Problem: Locate the word "JSON" in the entries below, then gather every line that holds it.

The records:
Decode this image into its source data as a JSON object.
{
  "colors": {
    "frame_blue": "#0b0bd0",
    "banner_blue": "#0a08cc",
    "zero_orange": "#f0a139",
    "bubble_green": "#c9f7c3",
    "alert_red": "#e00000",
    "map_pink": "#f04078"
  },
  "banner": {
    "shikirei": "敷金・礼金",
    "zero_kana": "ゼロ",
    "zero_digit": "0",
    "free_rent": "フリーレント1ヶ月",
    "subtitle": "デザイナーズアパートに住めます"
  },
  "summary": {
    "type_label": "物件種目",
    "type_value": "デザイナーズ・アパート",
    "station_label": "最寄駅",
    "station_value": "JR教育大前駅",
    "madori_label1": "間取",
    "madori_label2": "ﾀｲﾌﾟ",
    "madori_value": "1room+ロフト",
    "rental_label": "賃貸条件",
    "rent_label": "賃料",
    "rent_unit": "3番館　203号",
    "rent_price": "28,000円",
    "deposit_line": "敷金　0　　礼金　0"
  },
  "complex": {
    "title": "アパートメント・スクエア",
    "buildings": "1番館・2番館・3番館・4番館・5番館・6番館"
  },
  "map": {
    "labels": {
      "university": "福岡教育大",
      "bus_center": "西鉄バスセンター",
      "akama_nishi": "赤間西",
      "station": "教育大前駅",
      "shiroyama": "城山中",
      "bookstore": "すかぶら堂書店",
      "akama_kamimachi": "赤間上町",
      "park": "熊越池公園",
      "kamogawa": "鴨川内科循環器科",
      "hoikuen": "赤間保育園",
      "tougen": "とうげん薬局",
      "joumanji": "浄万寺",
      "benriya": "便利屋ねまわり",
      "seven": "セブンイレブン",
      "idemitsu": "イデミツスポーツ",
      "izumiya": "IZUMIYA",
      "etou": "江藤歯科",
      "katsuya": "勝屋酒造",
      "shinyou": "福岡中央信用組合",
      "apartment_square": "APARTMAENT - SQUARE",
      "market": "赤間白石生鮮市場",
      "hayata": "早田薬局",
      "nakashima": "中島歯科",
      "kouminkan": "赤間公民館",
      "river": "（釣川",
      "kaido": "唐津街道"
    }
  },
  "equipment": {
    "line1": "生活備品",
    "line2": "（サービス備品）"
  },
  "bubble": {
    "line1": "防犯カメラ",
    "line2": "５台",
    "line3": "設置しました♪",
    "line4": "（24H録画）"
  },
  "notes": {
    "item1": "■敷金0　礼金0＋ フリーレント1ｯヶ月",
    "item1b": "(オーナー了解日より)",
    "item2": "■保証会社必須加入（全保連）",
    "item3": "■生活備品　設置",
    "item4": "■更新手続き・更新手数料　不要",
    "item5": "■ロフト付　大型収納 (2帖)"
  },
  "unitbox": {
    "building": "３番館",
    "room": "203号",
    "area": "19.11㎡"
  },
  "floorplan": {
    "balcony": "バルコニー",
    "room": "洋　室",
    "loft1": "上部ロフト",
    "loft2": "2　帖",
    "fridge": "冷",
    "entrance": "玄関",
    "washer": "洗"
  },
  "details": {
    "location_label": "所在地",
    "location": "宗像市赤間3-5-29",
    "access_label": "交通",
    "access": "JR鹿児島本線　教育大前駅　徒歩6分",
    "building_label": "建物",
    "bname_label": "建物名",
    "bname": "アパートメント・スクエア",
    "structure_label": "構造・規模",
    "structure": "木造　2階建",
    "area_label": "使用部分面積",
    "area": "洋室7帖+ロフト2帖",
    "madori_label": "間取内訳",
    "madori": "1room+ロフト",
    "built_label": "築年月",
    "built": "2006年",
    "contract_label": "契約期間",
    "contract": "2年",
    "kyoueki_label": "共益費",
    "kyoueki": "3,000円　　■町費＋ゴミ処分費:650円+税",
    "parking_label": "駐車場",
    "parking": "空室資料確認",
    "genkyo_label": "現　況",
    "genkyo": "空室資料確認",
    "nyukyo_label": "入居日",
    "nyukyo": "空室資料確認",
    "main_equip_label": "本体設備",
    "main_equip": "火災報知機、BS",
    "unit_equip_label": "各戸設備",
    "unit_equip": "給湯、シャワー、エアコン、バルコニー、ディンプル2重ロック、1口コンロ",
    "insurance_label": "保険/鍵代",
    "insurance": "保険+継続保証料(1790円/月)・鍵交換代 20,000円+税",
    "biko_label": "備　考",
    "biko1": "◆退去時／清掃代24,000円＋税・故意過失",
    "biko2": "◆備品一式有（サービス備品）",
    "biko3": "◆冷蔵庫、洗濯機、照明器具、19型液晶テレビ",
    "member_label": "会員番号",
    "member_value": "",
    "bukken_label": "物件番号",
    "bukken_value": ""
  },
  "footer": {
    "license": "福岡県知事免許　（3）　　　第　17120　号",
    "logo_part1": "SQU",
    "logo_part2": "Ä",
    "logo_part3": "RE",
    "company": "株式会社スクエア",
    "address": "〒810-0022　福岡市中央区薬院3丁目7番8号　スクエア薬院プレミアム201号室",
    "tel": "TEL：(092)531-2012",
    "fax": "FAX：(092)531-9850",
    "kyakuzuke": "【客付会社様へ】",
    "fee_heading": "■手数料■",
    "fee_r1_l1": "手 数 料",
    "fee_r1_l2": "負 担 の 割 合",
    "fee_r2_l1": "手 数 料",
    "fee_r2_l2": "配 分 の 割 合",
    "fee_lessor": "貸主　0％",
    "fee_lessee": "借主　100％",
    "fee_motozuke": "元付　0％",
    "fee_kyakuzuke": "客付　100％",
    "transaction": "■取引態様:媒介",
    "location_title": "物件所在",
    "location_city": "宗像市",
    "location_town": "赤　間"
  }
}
...
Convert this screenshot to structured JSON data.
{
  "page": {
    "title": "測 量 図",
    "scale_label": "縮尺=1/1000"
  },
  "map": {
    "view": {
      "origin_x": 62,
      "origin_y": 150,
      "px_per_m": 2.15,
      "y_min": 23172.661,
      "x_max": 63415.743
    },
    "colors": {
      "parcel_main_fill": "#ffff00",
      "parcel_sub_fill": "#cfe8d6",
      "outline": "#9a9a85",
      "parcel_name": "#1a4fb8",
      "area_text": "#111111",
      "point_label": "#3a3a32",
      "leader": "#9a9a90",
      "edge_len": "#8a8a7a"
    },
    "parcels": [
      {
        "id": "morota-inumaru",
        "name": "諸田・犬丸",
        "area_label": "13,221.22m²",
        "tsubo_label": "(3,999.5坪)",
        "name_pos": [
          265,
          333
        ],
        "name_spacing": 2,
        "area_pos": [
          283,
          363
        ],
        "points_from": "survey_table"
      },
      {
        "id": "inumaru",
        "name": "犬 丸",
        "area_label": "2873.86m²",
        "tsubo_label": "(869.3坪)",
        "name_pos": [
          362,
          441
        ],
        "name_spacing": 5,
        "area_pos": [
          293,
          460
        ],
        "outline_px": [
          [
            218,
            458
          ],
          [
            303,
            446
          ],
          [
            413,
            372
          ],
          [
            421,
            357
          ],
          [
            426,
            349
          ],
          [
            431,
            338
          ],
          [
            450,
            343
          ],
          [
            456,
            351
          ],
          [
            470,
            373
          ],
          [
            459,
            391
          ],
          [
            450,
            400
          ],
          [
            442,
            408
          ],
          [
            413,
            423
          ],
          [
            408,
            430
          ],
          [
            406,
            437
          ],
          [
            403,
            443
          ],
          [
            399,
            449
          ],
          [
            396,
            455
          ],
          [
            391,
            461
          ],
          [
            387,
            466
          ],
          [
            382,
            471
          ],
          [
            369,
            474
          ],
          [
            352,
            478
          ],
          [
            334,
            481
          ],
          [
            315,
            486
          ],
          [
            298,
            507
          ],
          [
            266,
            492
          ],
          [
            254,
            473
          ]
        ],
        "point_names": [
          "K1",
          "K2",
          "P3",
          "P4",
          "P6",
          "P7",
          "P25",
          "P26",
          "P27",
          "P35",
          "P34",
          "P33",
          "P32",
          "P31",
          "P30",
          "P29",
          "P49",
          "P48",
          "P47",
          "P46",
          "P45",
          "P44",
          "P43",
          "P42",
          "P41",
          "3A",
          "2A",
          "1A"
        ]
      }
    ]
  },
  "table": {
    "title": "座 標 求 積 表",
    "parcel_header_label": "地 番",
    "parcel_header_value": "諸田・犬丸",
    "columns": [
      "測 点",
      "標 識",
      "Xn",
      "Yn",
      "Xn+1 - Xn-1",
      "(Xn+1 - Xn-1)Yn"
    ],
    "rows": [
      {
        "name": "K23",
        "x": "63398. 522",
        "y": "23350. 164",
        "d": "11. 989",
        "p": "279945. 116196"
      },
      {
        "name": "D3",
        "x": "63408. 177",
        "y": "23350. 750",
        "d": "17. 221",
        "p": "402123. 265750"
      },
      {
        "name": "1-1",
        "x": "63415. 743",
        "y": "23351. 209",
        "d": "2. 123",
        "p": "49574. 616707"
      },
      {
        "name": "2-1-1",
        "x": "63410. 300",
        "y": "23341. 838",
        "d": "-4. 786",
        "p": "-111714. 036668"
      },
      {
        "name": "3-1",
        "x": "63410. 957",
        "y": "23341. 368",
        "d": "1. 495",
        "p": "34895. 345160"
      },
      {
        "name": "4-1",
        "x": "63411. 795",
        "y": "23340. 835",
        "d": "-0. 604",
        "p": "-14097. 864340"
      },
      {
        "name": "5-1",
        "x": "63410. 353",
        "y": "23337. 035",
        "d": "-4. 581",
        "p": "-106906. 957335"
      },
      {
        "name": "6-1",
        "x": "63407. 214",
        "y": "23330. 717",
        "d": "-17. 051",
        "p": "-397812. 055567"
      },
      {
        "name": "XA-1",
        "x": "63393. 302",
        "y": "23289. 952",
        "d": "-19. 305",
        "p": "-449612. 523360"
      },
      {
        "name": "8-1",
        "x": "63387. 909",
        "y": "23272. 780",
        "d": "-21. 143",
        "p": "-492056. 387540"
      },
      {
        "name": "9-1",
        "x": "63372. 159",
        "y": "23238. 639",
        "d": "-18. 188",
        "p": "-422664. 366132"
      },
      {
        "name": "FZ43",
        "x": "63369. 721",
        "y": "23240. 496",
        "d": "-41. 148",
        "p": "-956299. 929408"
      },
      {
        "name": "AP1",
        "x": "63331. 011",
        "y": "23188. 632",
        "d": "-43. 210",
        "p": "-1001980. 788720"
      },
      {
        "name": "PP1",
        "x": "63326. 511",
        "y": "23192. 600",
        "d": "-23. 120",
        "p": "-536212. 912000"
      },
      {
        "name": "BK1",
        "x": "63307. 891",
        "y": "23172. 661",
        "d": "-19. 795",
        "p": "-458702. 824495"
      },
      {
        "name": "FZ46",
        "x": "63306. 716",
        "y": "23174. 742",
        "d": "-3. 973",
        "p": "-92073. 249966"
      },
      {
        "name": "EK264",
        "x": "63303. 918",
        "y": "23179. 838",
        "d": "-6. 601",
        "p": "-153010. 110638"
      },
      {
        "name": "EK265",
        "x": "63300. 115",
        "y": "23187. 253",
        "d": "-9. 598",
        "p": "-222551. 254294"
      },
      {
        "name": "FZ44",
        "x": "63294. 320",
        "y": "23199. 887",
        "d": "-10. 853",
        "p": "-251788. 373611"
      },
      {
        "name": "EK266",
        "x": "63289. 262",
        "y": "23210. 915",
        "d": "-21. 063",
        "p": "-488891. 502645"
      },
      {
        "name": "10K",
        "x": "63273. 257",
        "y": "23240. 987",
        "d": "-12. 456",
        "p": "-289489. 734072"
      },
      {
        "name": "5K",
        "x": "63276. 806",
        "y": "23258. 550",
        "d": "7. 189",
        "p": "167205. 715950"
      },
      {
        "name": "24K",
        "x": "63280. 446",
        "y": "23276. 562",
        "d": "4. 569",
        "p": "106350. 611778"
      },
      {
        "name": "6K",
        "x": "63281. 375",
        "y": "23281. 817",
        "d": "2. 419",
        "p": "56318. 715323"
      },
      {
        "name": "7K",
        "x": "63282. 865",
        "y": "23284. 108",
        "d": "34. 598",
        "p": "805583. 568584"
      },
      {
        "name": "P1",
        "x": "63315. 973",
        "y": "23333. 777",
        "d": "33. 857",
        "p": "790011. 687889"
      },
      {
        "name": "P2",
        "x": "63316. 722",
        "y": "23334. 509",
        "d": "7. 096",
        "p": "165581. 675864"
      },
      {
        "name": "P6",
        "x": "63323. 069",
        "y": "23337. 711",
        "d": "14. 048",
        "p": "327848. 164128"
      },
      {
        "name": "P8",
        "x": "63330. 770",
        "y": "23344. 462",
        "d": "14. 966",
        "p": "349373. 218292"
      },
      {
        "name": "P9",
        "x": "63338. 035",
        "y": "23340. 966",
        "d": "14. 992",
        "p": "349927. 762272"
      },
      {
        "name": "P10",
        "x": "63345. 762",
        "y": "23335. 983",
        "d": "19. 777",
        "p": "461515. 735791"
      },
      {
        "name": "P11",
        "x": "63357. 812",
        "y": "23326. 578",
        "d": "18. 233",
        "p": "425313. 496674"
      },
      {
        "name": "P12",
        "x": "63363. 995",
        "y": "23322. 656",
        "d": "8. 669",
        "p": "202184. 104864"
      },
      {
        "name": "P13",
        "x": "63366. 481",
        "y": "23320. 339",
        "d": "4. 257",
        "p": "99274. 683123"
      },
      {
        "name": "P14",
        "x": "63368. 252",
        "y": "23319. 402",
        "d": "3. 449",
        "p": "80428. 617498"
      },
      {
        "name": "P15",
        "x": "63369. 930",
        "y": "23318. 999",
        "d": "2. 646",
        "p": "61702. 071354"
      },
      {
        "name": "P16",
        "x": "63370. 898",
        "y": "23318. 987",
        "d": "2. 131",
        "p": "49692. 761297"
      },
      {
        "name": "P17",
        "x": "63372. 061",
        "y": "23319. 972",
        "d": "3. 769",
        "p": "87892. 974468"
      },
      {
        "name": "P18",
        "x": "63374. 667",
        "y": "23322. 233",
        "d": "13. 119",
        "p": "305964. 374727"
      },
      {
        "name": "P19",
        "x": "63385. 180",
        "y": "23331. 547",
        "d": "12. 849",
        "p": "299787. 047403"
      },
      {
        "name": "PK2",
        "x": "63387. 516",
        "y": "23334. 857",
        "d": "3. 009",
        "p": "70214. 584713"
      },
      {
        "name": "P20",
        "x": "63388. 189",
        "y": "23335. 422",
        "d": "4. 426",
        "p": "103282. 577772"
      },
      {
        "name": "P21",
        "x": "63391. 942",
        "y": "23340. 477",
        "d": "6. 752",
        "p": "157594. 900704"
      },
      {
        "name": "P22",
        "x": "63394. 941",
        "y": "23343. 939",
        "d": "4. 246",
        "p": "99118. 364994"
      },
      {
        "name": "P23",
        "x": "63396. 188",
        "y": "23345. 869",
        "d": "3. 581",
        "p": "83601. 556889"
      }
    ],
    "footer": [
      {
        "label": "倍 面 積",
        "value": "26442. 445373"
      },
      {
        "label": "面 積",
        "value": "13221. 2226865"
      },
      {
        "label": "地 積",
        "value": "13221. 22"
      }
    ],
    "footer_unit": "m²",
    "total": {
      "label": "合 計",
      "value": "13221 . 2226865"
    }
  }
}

Solved problem:
Decode this image into its source data as a JSON object.
Convert this screenshot to structured JSON data.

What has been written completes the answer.